[GIVEN INSTRUCTION]:
Express the items as a JSON list of strings with one string per line, starting at the first line of the items and ending at the line that contains "staticText: 91danji.com [326,691,384,705]", leaving out blank lines.

[DATA LISTING start]

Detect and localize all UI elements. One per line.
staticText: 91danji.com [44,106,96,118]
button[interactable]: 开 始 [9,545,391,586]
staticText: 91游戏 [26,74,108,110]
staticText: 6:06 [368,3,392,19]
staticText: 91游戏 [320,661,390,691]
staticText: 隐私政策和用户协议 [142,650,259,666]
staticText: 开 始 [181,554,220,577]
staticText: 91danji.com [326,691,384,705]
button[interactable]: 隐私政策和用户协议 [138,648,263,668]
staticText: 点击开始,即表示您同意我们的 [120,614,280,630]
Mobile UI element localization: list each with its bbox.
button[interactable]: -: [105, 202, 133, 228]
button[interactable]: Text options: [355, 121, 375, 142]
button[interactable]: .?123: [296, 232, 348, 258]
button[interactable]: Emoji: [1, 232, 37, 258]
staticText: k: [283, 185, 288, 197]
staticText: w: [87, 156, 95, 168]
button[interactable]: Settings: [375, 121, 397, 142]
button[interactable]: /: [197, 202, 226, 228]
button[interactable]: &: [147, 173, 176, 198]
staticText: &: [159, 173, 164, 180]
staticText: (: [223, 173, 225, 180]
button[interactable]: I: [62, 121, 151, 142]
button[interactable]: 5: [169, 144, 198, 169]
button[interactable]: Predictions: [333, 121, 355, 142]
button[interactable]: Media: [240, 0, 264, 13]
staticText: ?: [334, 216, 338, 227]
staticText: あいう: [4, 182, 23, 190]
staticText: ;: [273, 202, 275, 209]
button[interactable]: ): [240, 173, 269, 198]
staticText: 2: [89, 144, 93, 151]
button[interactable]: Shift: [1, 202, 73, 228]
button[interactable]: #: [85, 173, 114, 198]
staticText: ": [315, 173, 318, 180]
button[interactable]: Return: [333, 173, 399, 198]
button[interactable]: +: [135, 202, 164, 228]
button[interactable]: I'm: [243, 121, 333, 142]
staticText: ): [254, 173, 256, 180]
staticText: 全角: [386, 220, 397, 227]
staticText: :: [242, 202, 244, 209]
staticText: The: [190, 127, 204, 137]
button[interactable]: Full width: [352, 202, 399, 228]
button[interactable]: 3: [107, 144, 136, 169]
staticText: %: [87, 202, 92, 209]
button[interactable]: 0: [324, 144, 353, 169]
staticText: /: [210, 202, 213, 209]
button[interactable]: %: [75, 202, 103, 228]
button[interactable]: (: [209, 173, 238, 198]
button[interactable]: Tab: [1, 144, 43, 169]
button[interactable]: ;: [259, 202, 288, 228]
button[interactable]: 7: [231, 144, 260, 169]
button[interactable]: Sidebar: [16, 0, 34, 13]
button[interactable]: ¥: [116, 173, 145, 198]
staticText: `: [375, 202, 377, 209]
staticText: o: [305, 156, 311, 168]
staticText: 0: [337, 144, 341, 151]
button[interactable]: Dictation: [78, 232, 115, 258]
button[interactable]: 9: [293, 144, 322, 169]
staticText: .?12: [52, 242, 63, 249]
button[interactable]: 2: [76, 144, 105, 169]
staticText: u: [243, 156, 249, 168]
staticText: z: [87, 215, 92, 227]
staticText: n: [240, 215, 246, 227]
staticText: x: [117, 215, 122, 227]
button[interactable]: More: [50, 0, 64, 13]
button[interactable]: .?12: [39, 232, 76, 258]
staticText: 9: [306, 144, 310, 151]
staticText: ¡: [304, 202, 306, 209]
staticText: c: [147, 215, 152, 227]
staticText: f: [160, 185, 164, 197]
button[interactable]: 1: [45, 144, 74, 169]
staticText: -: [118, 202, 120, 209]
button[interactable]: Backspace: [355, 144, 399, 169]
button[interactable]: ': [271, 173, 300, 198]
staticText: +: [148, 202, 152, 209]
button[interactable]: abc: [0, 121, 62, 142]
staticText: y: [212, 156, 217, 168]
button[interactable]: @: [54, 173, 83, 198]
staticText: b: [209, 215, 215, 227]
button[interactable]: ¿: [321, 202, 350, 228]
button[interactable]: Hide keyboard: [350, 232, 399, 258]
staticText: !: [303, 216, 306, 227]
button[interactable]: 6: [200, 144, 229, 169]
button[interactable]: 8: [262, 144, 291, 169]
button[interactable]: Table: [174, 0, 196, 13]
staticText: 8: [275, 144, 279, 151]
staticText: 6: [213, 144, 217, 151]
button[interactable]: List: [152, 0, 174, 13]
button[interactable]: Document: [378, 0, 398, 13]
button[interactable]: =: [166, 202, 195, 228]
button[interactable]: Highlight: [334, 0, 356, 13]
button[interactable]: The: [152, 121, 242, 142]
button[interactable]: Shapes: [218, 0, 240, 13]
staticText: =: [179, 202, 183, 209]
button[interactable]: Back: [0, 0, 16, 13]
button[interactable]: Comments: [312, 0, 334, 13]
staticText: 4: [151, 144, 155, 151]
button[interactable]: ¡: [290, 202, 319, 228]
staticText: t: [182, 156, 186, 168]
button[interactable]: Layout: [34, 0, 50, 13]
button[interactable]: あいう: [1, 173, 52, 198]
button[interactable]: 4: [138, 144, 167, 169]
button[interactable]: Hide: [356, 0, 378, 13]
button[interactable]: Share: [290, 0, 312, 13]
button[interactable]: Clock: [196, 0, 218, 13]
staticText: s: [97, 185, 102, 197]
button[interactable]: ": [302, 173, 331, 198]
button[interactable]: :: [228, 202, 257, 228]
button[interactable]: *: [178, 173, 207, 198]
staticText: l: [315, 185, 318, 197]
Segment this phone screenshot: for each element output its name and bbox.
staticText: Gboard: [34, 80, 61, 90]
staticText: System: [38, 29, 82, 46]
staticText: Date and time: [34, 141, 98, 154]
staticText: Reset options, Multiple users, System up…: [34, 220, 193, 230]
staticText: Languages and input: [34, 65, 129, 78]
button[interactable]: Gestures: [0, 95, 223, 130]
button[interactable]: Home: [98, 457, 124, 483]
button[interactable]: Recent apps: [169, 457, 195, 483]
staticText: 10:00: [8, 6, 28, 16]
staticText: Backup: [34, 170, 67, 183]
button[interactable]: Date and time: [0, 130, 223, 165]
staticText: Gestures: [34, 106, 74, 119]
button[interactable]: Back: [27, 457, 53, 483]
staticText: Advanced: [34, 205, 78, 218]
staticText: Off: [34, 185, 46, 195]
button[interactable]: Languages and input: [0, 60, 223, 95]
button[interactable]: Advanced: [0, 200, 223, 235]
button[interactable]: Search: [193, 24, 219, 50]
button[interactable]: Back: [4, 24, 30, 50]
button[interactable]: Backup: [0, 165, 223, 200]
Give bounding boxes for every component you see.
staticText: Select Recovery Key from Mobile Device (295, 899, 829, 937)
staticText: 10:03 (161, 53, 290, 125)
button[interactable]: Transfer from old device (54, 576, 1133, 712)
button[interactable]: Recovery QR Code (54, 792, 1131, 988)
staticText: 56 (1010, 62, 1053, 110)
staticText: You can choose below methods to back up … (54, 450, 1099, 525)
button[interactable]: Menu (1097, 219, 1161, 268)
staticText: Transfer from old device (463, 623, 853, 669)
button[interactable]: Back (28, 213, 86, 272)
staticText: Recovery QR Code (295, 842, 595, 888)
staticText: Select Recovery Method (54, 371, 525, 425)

[DATA LISTING end]

[TASK RESULT]:
[
  "Detect and localize all UI elements. One per line.",
  "staticText: 91danji.com [44,106,96,118]",
  "button[interactable]: 开 始 [9,545,391,586]",
  "staticText: 91游戏 [26,74,108,110]",
  "staticText: 6:06 [368,3,392,19]",
  "staticText: 91游戏 [320,661,390,691]",
  "staticText: 隐私政策和用户协议 [142,650,259,666]",
  "staticText: 开 始 [181,554,220,577]",
  "staticText: 91danji.com [326,691,384,705]"
]